Each record is to be printed again precisely as it reads.

* START DATA SHOWN *

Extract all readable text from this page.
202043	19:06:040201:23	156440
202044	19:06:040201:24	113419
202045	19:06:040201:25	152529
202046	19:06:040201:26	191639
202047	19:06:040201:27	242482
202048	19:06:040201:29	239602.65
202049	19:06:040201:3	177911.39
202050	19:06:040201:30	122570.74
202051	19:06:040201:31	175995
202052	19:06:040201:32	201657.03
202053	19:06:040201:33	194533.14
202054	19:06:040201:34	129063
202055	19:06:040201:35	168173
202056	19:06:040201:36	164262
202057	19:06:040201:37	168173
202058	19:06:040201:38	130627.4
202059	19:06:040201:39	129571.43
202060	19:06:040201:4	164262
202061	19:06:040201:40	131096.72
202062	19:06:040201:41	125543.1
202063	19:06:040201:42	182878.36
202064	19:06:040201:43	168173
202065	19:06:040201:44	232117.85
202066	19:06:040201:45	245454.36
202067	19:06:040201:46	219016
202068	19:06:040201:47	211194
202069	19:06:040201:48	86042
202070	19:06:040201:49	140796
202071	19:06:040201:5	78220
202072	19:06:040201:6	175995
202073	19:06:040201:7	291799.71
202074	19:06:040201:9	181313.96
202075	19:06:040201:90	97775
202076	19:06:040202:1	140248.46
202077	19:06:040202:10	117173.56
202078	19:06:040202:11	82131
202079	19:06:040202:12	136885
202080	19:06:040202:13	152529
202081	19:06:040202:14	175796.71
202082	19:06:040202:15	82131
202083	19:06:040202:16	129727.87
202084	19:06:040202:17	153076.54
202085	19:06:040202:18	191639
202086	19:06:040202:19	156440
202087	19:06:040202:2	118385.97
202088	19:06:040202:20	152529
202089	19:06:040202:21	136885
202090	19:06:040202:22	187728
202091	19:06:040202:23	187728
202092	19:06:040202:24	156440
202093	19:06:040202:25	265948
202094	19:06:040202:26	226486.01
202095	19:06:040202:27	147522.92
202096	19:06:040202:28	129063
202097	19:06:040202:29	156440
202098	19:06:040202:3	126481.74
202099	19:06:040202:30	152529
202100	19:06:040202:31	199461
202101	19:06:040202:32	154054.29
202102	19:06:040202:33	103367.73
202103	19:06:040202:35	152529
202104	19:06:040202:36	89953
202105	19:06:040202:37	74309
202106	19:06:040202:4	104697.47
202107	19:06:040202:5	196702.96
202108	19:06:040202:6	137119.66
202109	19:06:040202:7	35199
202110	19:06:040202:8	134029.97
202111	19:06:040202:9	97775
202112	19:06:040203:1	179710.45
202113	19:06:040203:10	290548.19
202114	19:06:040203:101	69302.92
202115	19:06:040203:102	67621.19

* END DATA SHOWN *

§ TASK SOLUTION:
Extract all readable text from this page.
202043	19:06:040201:23	156440
202044	19:06:040201:24	113419
202045	19:06:040201:25	152529
202046	19:06:040201:26	191639
202047	19:06:040201:27	242482
202048	19:06:040201:29	239602.65
202049	19:06:040201:3	177911.39
202050	19:06:040201:30	122570.74
202051	19:06:040201:31	175995
202052	19:06:040201:32	201657.03
202053	19:06:040201:33	194533.14
202054	19:06:040201:34	129063
202055	19:06:040201:35	168173
202056	19:06:040201:36	164262
202057	19:06:040201:37	168173
202058	19:06:040201:38	130627.4
202059	19:06:040201:39	129571.43
202060	19:06:040201:4	164262
202061	19:06:040201:40	131096.72
202062	19:06:040201:41	125543.1
202063	19:06:040201:42	182878.36
202064	19:06:040201:43	168173
202065	19:06:040201:44	232117.85
202066	19:06:040201:45	245454.36
202067	19:06:040201:46	219016
202068	19:06:040201:47	211194
202069	19:06:040201:48	86042
202070	19:06:040201:49	140796
202071	19:06:040201:5	78220
202072	19:06:040201:6	175995
202073	19:06:040201:7	291799.71
202074	19:06:040201:9	181313.96
202075	19:06:040201:90	97775
202076	19:06:040202:1	140248.46
202077	19:06:040202:10	117173.56
202078	19:06:040202:11	82131
202079	19:06:040202:12	136885
202080	19:06:040202:13	152529
202081	19:06:040202:14	175796.71
202082	19:06:040202:15	82131
202083	19:06:040202:16	129727.87
202084	19:06:040202:17	153076.54
202085	19:06:040202:18	191639
202086	19:06:040202:19	156440
202087	19:06:040202:2	118385.97
202088	19:06:040202:20	152529
202089	19:06:040202:21	136885
202090	19:06:040202:22	187728
202091	19:06:040202:23	187728
202092	19:06:040202:24	156440
202093	19:06:040202:25	265948
202094	19:06:040202:26	226486.01
202095	19:06:040202:27	147522.92
202096	19:06:040202:28	129063
202097	19:06:040202:29	156440
202098	19:06:040202:3	126481.74
202099	19:06:040202:30	152529
202100	19:06:040202:31	199461
202101	19:06:040202:32	154054.29
202102	19:06:040202:33	103367.73
202103	19:06:040202:35	152529
202104	19:06:040202:36	89953
202105	19:06:040202:37	74309
202106	19:06:040202:4	104697.47
202107	19:06:040202:5	196702.96
202108	19:06:040202:6	137119.66
202109	19:06:040202:7	35199
202110	19:06:040202:8	134029.97
202111	19:06:040202:9	97775
202112	19:06:040203:1	179710.45
202113	19:06:040203:10	290548.19
202114	19:06:040203:101	69302.92
202115	19:06:040203:102	67621.19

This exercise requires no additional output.